>> START
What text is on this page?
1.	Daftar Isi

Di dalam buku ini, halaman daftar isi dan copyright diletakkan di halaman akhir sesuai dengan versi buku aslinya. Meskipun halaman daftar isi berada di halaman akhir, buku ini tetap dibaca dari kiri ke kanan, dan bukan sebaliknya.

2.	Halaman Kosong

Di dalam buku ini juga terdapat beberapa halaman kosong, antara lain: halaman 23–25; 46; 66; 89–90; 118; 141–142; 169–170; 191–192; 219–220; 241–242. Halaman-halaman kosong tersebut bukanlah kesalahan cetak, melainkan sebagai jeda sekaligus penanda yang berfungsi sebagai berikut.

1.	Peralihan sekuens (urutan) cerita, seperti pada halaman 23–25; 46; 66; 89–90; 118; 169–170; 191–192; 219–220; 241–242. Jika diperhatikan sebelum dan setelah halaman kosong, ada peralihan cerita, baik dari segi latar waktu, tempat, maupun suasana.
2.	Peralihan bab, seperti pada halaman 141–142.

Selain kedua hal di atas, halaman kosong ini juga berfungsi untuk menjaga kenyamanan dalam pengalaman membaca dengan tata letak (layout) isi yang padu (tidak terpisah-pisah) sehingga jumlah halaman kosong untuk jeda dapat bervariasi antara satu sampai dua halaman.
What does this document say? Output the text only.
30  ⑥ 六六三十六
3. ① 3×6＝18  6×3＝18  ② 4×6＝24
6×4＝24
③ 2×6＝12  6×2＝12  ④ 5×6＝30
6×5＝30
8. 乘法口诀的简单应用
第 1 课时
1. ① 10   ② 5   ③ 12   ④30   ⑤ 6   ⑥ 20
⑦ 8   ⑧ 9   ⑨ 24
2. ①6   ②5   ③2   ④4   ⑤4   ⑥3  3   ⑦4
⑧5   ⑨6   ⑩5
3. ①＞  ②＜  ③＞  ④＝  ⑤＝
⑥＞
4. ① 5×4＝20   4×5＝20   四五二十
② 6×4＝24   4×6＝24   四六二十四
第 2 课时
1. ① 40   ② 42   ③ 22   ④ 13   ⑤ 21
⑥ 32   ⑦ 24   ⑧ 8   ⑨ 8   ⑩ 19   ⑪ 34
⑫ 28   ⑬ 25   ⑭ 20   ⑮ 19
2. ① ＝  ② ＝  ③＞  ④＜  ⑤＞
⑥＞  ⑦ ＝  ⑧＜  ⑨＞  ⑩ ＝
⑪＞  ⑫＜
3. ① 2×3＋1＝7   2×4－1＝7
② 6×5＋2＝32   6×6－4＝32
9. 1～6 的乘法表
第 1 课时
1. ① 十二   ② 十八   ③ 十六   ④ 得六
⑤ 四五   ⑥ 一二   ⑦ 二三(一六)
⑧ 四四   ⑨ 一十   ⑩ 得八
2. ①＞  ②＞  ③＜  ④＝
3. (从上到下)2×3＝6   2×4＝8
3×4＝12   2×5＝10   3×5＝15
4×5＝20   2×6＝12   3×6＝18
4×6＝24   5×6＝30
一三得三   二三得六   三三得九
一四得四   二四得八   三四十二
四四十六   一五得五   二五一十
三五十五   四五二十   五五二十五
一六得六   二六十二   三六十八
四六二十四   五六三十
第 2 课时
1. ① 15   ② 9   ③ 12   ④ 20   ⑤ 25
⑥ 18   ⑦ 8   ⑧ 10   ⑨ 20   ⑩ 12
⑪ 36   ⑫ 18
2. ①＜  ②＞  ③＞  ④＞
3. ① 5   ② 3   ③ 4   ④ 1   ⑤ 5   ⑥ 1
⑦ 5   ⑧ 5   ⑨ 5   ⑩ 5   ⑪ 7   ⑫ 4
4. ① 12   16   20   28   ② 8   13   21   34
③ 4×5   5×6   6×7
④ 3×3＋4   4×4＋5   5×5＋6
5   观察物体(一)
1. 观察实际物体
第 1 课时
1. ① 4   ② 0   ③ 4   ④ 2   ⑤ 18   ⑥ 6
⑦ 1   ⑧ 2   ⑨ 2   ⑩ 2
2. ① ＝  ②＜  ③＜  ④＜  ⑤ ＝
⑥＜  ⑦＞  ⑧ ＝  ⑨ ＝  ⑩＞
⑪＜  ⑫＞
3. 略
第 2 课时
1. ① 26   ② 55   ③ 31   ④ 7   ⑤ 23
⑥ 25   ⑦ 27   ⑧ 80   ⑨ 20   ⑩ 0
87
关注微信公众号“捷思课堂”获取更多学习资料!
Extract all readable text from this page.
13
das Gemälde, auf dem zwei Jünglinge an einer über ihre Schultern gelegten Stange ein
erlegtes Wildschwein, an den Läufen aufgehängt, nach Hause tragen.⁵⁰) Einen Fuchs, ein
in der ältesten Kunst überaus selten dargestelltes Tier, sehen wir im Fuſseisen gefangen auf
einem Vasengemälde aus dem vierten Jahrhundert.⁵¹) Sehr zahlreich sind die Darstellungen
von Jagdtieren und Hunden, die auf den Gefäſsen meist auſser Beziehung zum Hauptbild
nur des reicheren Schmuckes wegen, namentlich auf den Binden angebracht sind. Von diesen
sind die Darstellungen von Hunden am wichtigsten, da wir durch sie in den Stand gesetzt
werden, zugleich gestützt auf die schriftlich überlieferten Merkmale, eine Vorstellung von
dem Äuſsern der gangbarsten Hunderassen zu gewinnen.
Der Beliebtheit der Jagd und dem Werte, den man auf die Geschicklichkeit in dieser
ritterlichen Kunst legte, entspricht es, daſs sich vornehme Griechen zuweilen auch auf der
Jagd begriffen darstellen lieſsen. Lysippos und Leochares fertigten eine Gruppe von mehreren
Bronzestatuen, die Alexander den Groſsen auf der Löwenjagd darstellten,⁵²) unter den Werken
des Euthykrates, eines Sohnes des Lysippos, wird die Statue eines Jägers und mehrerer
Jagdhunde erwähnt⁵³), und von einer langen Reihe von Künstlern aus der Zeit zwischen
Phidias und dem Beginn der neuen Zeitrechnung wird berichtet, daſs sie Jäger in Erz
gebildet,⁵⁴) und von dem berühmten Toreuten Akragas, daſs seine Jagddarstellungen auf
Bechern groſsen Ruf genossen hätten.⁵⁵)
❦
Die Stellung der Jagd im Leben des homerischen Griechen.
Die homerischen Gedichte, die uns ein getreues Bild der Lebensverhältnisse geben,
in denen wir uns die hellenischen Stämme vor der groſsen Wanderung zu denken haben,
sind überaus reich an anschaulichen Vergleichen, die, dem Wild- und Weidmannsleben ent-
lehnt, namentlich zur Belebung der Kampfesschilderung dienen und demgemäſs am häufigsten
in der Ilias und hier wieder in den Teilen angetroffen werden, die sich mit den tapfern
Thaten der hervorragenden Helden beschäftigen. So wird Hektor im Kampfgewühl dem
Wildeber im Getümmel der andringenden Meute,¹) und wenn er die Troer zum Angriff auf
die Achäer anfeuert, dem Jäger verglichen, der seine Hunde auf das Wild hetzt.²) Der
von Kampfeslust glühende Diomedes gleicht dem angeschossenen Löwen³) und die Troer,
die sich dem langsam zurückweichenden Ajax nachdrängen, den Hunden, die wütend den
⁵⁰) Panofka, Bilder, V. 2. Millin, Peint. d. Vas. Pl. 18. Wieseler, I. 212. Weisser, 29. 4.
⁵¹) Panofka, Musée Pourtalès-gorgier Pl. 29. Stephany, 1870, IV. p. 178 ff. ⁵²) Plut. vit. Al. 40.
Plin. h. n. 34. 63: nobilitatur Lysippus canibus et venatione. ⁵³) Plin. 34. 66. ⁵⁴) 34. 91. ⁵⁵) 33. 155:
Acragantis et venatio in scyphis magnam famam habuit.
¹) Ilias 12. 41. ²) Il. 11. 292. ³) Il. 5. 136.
>> END
*REQUIREMENTS*.
Reproduce the listing in full. Keep it exactly as written.

*WRITTEN RESPONSE*.
What text is on this page?
1.	Daftar Isi

Di dalam buku ini, halaman daftar isi dan copyright diletakkan di halaman akhir sesuai dengan versi buku aslinya. Meskipun halaman daftar isi berada di halaman akhir, buku ini tetap dibaca dari kiri ke kanan, dan bukan sebaliknya.

2.	Halaman Kosong

Di dalam buku ini juga terdapat beberapa halaman kosong, antara lain: halaman 23–25; 46; 66; 89–90; 118; 141–142; 169–170; 191–192; 219–220; 241–242. Halaman-halaman kosong tersebut bukanlah kesalahan cetak, melainkan sebagai jeda sekaligus penanda yang berfungsi sebagai berikut.

1.	Peralihan sekuens (urutan) cerita, seperti pada halaman 23–25; 46; 66; 89–90; 118; 169–170; 191–192; 219–220; 241–242. Jika diperhatikan sebelum dan setelah halaman kosong, ada peralihan cerita, baik dari segi latar waktu, tempat, maupun suasana.
2.	Peralihan bab, seperti pada halaman 141–142.

Selain kedua hal di atas, halaman kosong ini juga berfungsi untuk menjaga kenyamanan dalam pengalaman membaca dengan tata letak (layout) isi yang padu (tidak terpisah-pisah) sehingga jumlah halaman kosong untuk jeda dapat bervariasi antara satu sampai dua halaman.
What does this document say? Output the text only.
30  ⑥ 六六三十六
3. ① 3×6＝18  6×3＝18  ② 4×6＝24
6×4＝24
③ 2×6＝12  6×2＝12  ④ 5×6＝30
6×5＝30
8. 乘法口诀的简单应用
第 1 课时
1. ① 10   ② 5   ③ 12   ④30   ⑤ 6   ⑥ 20
⑦ 8   ⑧ 9   ⑨ 24
2. ①6   ②5   ③2   ④4   ⑤4   ⑥3  3   ⑦4
⑧5   ⑨6   ⑩5
3. ①＞  ②＜  ③＞  ④＝  ⑤＝
⑥＞
4. ① 5×4＝20   4×5＝20   四五二十
② 6×4＝24   4×6＝24   四六二十四
第 2 课时
1. ① 40   ② 42   ③ 22   ④ 13   ⑤ 21
⑥ 32   ⑦ 24   ⑧ 8   ⑨ 8   ⑩ 19   ⑪ 34
⑫ 28   ⑬ 25   ⑭ 20   ⑮ 19
2. ① ＝  ② ＝  ③＞  ④＜  ⑤＞
⑥＞  ⑦ ＝  ⑧＜  ⑨＞  ⑩ ＝
⑪＞  ⑫＜
3. ① 2×3＋1＝7   2×4－1＝7
② 6×5＋2＝32   6×6－4＝32
9. 1～6 的乘法表
第 1 课时
1. ① 十二   ② 十八   ③ 十六   ④ 得六
⑤ 四五   ⑥ 一二   ⑦ 二三(一六)
⑧ 四四   ⑨ 一十   ⑩ 得八
2. ①＞  ②＞  ③＜  ④＝
3. (从上到下)2×3＝6   2×4＝8
3×4＝12   2×5＝10   3×5＝15
4×5＝20   2×6＝12   3×6＝18
4×6＝24   5×6＝30
一三得三   二三得六   三三得九
一四得四   二四得八   三四十二
四四十六   一五得五   二五一十
三五十五   四五二十   五五二十五
一六得六   二六十二   三六十八
四六二十四   五六三十
第 2 课时
1. ① 15   ② 9   ③ 12   ④ 20   ⑤ 25
⑥ 18   ⑦ 8   ⑧ 10   ⑨ 20   ⑩ 12
⑪ 36   ⑫ 18
2. ①＜  ②＞  ③＞  ④＞
3. ① 5   ② 3   ③ 4   ④ 1   ⑤ 5   ⑥ 1
⑦ 5   ⑧ 5   ⑨ 5   ⑩ 5   ⑪ 7   ⑫ 4
4. ① 12   16   20   28   ② 8   13   21   34
③ 4×5   5×6   6×7
④ 3×3＋4   4×4＋5   5×5＋6
5   观察物体(一)
1. 观察实际物体
第 1 课时
1. ① 4   ② 0   ③ 4   ④ 2   ⑤ 18   ⑥ 6
⑦ 1   ⑧ 2   ⑨ 2   ⑩ 2
2. ① ＝  ②＜  ③＜  ④＜  ⑤ ＝
⑥＜  ⑦＞  ⑧ ＝  ⑨ ＝  ⑩＞
⑪＜  ⑫＞
3. 略
第 2 课时
1. ① 26   ② 55   ③ 31   ④ 7   ⑤ 23
⑥ 25   ⑦ 27   ⑧ 80   ⑨ 20   ⑩ 0
87
关注微信公众号“捷思课堂”获取更多学习资料!
Extract all readable text from this page.
13
das Gemälde, auf dem zwei Jünglinge an einer über ihre Schultern gelegten Stange ein
erlegtes Wildschwein, an den Läufen aufgehängt, nach Hause tragen.⁵⁰) Einen Fuchs, ein
in der ältesten Kunst überaus selten dargestelltes Tier, sehen wir im Fuſseisen gefangen auf
einem Vasengemälde aus dem vierten Jahrhundert.⁵¹) Sehr zahlreich sind die Darstellungen
von Jagdtieren und Hunden, die auf den Gefäſsen meist auſser Beziehung zum Hauptbild
nur des reicheren Schmuckes wegen, namentlich auf den Binden angebracht sind. Von diesen
sind die Darstellungen von Hunden am wichtigsten, da wir durch sie in den Stand gesetzt
werden, zugleich gestützt auf die schriftlich überlieferten Merkmale, eine Vorstellung von
dem Äuſsern der gangbarsten Hunderassen zu gewinnen.
Der Beliebtheit der Jagd und dem Werte, den man auf die Geschicklichkeit in dieser
ritterlichen Kunst legte, entspricht es, daſs sich vornehme Griechen zuweilen auch auf der
Jagd begriffen darstellen lieſsen. Lysippos und Leochares fertigten eine Gruppe von mehreren
Bronzestatuen, die Alexander den Groſsen auf der Löwenjagd darstellten,⁵²) unter den Werken
des Euthykrates, eines Sohnes des Lysippos, wird die Statue eines Jägers und mehrerer
Jagdhunde erwähnt⁵³), und von einer langen Reihe von Künstlern aus der Zeit zwischen
Phidias und dem Beginn der neuen Zeitrechnung wird berichtet, daſs sie Jäger in Erz
gebildet,⁵⁴) und von dem berühmten Toreuten Akragas, daſs seine Jagddarstellungen auf
Bechern groſsen Ruf genossen hätten.⁵⁵)
❦
Die Stellung der Jagd im Leben des homerischen Griechen.
Die homerischen Gedichte, die uns ein getreues Bild der Lebensverhältnisse geben,
in denen wir uns die hellenischen Stämme vor der groſsen Wanderung zu denken haben,
sind überaus reich an anschaulichen Vergleichen, die, dem Wild- und Weidmannsleben ent-
lehnt, namentlich zur Belebung der Kampfesschilderung dienen und demgemäſs am häufigsten
in der Ilias und hier wieder in den Teilen angetroffen werden, die sich mit den tapfern
Thaten der hervorragenden Helden beschäftigen. So wird Hektor im Kampfgewühl dem
Wildeber im Getümmel der andringenden Meute,¹) und wenn er die Troer zum Angriff auf
die Achäer anfeuert, dem Jäger verglichen, der seine Hunde auf das Wild hetzt.²) Der
von Kampfeslust glühende Diomedes gleicht dem angeschossenen Löwen³) und die Troer,
die sich dem langsam zurückweichenden Ajax nachdrängen, den Hunden, die wütend den
⁵⁰) Panofka, Bilder, V. 2. Millin, Peint. d. Vas. Pl. 18. Wieseler, I. 212. Weisser, 29. 4.
⁵¹) Panofka, Musée Pourtalès-gorgier Pl. 29. Stephany, 1870, IV. p. 178 ff. ⁵²) Plut. vit. Al. 40.
Plin. h. n. 34. 63: nobilitatur Lysippus canibus et venatione. ⁵³) Plin. 34. 66. ⁵⁴) 34. 91. ⁵⁵) 33. 155:
Acragantis et venatio in scyphis magnam famam habuit.
¹) Ilias 12. 41. ²) Il. 11. 292. ³) Il. 5. 136.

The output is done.